_Source text_:

Segment Open

Demo with scanpy

We’ve found that by using anndata for R, interacting with other anndata-based Python packages becomes super easy!

WARNING: The outputs of this vignette are not rendered on CRAN due to package size limitations. Please check the Demo with scanpy vignette in the package documentation.

Set up

To use another Python package (e.g. scanpy), you need to make sure that it is installed in the same ephemeral Python environment that anndata uses. You can let reticulate handle this for you by using the py_require() function:

library(anndata)
library(reticulate)
py_require("scanpy")

TIP: Check out the vignette on setting up Python package environments with reticulate: https://rstudio.github.io/reticulate/articles/python_packages.html.

Download and load dataset

Let’s use a 10x dataset from the 10x genomics website. You can download it to an anndata object with scanpy as follows:

sc <- import("scanpy")

url <- "https://cf.10xgenomics.com/samples/cell-exp/6.0.0/SC3_v3_NextGem_DI_CellPlex_CSP_DTC_Sorted_30K_Squamous_Cell_Carcinoma/SC3_v3_NextGem_DI_CellPlex_CSP_DTC_Sorted_30K_Squamous_Cell_Carcinoma_count_sample_feature_bc_matrix.h5"

ad <- sc$read_10x_h5("dataset.h5", backup_url = url)

ad

Preprocessing dataset

The resuling dataset is a wrapper for the Python class but behaves very much like an R object:

ad[1:5, 3:5]
dim(ad)

But you can still call scanpy functions on it, for example to perform preprocessing.

sc$pp$filter_cells(ad, min_genes = 200)
sc$pp$filter_genes(ad, min_cells = 3)
sc$pp$normalize_per_cell(ad)
sc$pp$log1p(ad)

Analysing your dataset in R

You can seamlessly switch back to using your dataset with other R functions, for example by calculating the rowMeans of the expression matrix.

library(Matrix)
rowMeans(ad$X[1:10, ])

Segment Closed

_Brief_: Retype the passage of the scanpy demo between "WARNING: The outputs" and "the package documentation.", inclusive.

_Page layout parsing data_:
Segment Open

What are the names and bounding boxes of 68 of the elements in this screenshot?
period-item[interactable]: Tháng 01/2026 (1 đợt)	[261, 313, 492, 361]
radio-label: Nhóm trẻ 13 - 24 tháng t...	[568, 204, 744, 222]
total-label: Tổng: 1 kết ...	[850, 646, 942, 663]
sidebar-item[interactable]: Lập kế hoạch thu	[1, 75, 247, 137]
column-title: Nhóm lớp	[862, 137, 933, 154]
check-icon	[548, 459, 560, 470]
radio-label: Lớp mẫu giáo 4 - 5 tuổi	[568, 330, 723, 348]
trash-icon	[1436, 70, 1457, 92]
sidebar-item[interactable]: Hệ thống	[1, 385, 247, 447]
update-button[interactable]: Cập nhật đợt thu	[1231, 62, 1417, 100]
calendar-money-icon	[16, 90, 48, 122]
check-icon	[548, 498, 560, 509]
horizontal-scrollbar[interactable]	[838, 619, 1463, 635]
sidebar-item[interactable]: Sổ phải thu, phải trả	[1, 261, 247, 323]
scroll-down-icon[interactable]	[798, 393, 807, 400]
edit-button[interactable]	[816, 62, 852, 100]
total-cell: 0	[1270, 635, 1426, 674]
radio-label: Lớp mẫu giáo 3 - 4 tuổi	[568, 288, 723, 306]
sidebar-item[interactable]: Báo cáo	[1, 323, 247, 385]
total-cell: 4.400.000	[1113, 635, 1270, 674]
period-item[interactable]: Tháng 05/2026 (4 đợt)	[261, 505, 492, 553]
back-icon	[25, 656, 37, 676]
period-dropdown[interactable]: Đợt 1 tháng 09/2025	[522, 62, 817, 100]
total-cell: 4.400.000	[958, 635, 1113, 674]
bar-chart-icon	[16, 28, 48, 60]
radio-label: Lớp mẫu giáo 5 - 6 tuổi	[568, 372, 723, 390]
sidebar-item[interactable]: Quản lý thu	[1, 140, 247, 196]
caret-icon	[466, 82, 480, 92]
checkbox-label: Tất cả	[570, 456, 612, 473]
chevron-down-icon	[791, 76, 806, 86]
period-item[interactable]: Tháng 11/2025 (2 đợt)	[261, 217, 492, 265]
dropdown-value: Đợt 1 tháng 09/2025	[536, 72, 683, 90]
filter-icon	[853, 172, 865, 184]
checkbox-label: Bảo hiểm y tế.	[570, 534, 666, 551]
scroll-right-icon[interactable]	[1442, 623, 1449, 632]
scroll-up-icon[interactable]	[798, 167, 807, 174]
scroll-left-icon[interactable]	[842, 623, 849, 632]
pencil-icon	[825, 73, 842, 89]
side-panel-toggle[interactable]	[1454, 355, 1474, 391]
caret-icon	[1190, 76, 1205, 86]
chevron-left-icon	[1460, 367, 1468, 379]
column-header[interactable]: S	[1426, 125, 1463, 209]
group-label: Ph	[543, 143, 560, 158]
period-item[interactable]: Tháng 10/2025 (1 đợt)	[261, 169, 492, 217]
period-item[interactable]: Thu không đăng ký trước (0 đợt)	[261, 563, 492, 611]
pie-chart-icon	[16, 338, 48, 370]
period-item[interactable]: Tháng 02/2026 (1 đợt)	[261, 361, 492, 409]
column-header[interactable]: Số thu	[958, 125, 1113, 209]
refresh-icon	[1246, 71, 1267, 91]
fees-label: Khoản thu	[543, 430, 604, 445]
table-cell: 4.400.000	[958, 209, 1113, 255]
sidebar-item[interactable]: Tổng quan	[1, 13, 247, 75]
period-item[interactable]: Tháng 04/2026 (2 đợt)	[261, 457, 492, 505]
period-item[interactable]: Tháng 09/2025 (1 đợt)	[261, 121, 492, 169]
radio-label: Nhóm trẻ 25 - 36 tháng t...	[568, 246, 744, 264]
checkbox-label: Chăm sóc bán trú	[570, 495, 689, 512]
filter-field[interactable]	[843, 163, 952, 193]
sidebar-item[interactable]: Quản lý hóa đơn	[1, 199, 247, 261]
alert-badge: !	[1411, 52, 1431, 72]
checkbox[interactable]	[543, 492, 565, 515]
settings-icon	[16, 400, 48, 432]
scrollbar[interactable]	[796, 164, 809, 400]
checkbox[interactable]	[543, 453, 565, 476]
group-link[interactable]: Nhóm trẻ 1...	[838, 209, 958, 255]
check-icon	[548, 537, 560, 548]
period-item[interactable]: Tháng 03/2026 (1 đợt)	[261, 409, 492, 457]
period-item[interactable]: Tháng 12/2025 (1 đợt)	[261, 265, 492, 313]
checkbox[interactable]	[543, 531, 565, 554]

Segment Closed

_Answer to this exercise_:
WARNING: The outputs of this vignette are not rendered on CRAN due to package size limitations. Please check the Demo with scanpy vignette in the package documentation.